■ Description of the task
Restate the material verbatim, every line included.

■ Materials provided
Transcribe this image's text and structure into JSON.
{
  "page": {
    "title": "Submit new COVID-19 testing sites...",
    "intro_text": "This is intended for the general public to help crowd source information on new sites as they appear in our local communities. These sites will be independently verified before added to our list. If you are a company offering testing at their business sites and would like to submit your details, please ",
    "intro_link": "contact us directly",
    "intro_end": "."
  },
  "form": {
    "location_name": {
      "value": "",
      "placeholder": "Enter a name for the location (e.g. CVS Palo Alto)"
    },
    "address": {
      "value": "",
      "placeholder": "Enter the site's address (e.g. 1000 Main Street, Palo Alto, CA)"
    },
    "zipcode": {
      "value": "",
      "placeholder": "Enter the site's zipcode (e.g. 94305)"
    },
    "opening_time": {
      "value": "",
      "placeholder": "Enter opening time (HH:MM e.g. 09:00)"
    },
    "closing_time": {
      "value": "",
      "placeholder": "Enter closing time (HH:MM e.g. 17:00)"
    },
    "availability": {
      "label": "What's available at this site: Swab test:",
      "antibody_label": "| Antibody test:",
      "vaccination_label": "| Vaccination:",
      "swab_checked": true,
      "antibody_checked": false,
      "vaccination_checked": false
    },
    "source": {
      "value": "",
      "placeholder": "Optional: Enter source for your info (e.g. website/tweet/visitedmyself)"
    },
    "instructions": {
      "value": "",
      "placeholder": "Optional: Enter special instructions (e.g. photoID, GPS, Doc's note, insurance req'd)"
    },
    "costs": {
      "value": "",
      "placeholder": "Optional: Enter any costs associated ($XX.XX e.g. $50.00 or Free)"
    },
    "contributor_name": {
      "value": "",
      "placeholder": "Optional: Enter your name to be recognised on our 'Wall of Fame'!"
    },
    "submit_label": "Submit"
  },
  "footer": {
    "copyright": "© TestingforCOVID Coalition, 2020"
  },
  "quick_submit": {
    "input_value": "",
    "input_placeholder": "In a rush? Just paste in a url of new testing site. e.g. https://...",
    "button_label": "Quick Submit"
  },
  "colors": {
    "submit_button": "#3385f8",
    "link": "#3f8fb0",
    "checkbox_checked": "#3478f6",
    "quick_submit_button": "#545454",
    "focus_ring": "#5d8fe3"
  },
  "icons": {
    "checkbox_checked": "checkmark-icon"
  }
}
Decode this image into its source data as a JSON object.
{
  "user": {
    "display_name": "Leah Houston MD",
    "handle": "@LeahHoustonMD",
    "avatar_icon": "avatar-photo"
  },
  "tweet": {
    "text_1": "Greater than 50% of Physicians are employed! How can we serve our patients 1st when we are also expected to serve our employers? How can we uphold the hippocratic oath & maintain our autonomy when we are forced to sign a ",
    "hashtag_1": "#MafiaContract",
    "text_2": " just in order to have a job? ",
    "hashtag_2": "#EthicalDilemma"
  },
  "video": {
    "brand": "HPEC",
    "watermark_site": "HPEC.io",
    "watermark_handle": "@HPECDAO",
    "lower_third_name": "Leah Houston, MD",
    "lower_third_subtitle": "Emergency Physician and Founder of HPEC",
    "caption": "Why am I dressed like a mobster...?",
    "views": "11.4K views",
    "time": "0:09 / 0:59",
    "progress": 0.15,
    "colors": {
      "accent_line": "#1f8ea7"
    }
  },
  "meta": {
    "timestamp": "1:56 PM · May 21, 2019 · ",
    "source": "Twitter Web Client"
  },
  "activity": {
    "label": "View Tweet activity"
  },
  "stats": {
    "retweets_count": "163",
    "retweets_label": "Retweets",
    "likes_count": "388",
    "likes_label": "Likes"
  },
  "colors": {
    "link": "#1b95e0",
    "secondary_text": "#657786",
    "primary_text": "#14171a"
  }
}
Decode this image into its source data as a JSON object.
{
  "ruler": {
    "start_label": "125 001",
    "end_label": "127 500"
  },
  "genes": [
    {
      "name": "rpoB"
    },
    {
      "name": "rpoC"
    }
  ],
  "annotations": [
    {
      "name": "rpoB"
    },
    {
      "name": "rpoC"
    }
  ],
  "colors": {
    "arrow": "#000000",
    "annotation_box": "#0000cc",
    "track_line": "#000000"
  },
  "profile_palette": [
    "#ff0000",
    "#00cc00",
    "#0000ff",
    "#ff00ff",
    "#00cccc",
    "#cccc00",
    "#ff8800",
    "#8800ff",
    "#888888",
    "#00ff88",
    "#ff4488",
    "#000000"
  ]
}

■ Exercise response
Transcribe this image's text and structure into JSON.
{
  "page": {
    "title": "Submit new COVID-19 testing sites...",
    "intro_text": "This is intended for the general public to help crowd source information on new sites as they appear in our local communities. These sites will be independently verified before added to our list. If you are a company offering testing at their business sites and would like to submit your details, please ",
    "intro_link": "contact us directly",
    "intro_end": "."
  },
  "form": {
    "location_name": {
      "value": "",
      "placeholder": "Enter a name for the location (e.g. CVS Palo Alto)"
    },
    "address": {
      "value": "",
      "placeholder": "Enter the site's address (e.g. 1000 Main Street, Palo Alto, CA)"
    },
    "zipcode": {
      "value": "",
      "placeholder": "Enter the site's zipcode (e.g. 94305)"
    },
    "opening_time": {
      "value": "",
      "placeholder": "Enter opening time (HH:MM e.g. 09:00)"
    },
    "closing_time": {
      "value": "",
      "placeholder": "Enter closing time (HH:MM e.g. 17:00)"
    },
    "availability": {
      "label": "What's available at this site: Swab test:",
      "antibody_label": "| Antibody test:",
      "vaccination_label": "| Vaccination:",
      "swab_checked": true,
      "antibody_checked": false,
      "vaccination_checked": false
    },
    "source": {
      "value": "",
      "placeholder": "Optional: Enter source for your info (e.g. website/tweet/visitedmyself)"
    },
    "instructions": {
      "value": "",
      "placeholder": "Optional: Enter special instructions (e.g. photoID, GPS, Doc's note, insurance req'd)"
    },
    "costs": {
      "value": "",
      "placeholder": "Optional: Enter any costs associated ($XX.XX e.g. $50.00 or Free)"
    },
    "contributor_name": {
      "value": "",
      "placeholder": "Optional: Enter your name to be recognised on our 'Wall of Fame'!"
    },
    "submit_label": "Submit"
  },
  "footer": {
    "copyright": "© TestingforCOVID Coalition, 2020"
  },
  "quick_submit": {
    "input_value": "",
    "input_placeholder": "In a rush? Just paste in a url of new testing site. e.g. https://...",
    "button_label": "Quick Submit"
  },
  "colors": {
    "submit_button": "#3385f8",
    "link": "#3f8fb0",
    "checkbox_checked": "#3478f6",
    "quick_submit_button": "#545454",
    "focus_ring": "#5d8fe3"
  },
  "icons": {
    "checkbox_checked": "checkmark-icon"
  }
}
Decode this image into its source data as a JSON object.
{
  "user": {
    "display_name": "Leah Houston MD",
    "handle": "@LeahHoustonMD",
    "avatar_icon": "avatar-photo"
  },
  "tweet": {
    "text_1": "Greater than 50% of Physicians are employed! How can we serve our patients 1st when we are also expected to serve our employers? How can we uphold the hippocratic oath & maintain our autonomy when we are forced to sign a ",
    "hashtag_1": "#MafiaContract",
    "text_2": " just in order to have a job? ",
    "hashtag_2": "#EthicalDilemma"
  },
  "video": {
    "brand": "HPEC",
    "watermark_site": "HPEC.io",
    "watermark_handle": "@HPECDAO",
    "lower_third_name": "Leah Houston, MD",
    "lower_third_subtitle": "Emergency Physician and Founder of HPEC",
    "caption": "Why am I dressed like a mobster...?",
    "views": "11.4K views",
    "time": "0:09 / 0:59",
    "progress": 0.15,
    "colors": {
      "accent_line": "#1f8ea7"
    }
  },
  "meta": {
    "timestamp": "1:56 PM · May 21, 2019 · ",
    "source": "Twitter Web Client"
  },
  "activity": {
    "label": "View Tweet activity"
  },
  "stats": {
    "retweets_count": "163",
    "retweets_label": "Retweets",
    "likes_count": "388",
    "likes_label": "Likes"
  },
  "colors": {
    "link": "#1b95e0",
    "secondary_text": "#657786",
    "primary_text": "#14171a"
  }
}
Decode this image into its source data as a JSON object.
{
  "ruler": {
    "start_label": "125 001",
    "end_label": "127 500"
  },
  "genes": [
    {
      "name": "rpoB"
    },
    {
      "name": "rpoC"
    }
  ],
  "annotations": [
    {
      "name": "rpoB"
    },
    {
      "name": "rpoC"
    }
  ],
  "colors": {
    "arrow": "#000000",
    "annotation_box": "#0000cc",
    "track_line": "#000000"
  },
  "profile_palette": [
    "#ff0000",
    "#00cc00",
    "#0000ff",
    "#ff00ff",
    "#00cccc",
    "#cccc00",
    "#ff8800",
    "#8800ff",
    "#888888",
    "#00ff88",
    "#ff4488",
    "#000000"
  ]
}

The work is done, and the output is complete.